**Problem statement:** Could every line of the data be printed exactly as it reads?
— START Task input —
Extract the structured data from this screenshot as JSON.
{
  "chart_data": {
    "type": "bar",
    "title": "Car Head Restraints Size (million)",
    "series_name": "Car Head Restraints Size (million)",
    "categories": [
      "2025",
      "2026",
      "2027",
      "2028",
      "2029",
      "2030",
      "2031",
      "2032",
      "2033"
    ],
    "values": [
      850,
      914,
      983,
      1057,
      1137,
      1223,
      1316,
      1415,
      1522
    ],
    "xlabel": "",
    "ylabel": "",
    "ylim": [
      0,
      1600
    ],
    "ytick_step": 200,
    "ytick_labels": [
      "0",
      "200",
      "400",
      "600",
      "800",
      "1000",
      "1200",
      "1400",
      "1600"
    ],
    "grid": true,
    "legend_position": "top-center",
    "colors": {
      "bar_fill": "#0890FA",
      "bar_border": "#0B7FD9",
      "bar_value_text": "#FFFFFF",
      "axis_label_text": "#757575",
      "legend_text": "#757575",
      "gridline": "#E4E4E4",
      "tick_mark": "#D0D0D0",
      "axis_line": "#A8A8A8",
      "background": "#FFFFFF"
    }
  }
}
— END Task input —
**Finished task:**
Extract the structured data from this screenshot as JSON.
{
  "chart_data": {
    "type": "bar",
    "title": "Car Head Restraints Size (million)",
    "series_name": "Car Head Restraints Size (million)",
    "categories": [
      "2025",
      "2026",
      "2027",
      "2028",
      "2029",
      "2030",
      "2031",
      "2032",
      "2033"
    ],
    "values": [
      850,
      914,
      983,
      1057,
      1137,
      1223,
      1316,
      1415,
      1522
    ],
    "xlabel": "",
    "ylabel": "",
    "ylim": [
      0,
      1600
    ],
    "ytick_step": 200,
    "ytick_labels": [
      "0",
      "200",
      "400",
      "600",
      "800",
      "1000",
      "1200",
      "1400",
      "1600"
    ],
    "grid": true,
    "legend_position": "top-center",
    "colors": {
      "bar_fill": "#0890FA",
      "bar_border": "#0B7FD9",
      "bar_value_text": "#FFFFFF",
      "axis_label_text": "#757575",
      "legend_text": "#757575",
      "gridline": "#E4E4E4",
      "tick_mark": "#D0D0D0",
      "axis_line": "#A8A8A8",
      "background": "#FFFFFF"
    }
  }
}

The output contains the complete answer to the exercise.